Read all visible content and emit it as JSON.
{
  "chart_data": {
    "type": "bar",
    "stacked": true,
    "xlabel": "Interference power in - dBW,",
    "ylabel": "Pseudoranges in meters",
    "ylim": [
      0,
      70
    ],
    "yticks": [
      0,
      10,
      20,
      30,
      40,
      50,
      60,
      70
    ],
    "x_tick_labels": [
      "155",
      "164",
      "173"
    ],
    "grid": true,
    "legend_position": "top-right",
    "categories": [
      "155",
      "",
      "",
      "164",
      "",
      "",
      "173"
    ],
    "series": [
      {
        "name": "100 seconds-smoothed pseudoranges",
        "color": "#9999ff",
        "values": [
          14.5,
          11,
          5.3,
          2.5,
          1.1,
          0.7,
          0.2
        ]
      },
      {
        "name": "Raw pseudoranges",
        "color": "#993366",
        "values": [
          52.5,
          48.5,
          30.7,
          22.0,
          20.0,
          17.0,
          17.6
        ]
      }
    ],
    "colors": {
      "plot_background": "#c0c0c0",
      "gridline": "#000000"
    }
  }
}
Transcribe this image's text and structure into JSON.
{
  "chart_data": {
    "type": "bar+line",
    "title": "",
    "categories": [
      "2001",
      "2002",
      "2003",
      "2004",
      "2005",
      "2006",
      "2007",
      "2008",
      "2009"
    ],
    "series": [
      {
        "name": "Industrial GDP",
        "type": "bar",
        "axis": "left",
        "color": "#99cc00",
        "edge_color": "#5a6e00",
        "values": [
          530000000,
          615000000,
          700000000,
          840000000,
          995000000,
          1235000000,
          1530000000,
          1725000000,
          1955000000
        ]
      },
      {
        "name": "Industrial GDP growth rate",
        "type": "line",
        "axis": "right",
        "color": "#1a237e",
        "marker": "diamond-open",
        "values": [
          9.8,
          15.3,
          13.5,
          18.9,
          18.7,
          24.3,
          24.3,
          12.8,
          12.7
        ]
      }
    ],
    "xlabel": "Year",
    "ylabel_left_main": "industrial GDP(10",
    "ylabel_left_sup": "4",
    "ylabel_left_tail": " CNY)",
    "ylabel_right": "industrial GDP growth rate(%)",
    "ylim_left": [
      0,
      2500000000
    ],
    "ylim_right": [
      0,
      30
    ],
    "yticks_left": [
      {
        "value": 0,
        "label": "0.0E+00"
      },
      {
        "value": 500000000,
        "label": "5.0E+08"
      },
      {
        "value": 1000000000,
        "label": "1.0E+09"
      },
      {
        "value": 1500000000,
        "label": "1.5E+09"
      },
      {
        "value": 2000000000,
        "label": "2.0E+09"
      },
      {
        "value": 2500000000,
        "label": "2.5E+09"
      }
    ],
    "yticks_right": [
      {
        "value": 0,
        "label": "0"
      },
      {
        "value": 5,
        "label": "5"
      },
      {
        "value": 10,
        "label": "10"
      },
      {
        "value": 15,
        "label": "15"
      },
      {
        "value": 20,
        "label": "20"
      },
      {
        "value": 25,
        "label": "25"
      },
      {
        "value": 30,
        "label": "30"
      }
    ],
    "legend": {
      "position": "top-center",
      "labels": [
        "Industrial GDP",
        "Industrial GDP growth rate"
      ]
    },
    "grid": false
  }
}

+ + + + +

State how many lines of the listing include "JSON", and nothing more.

2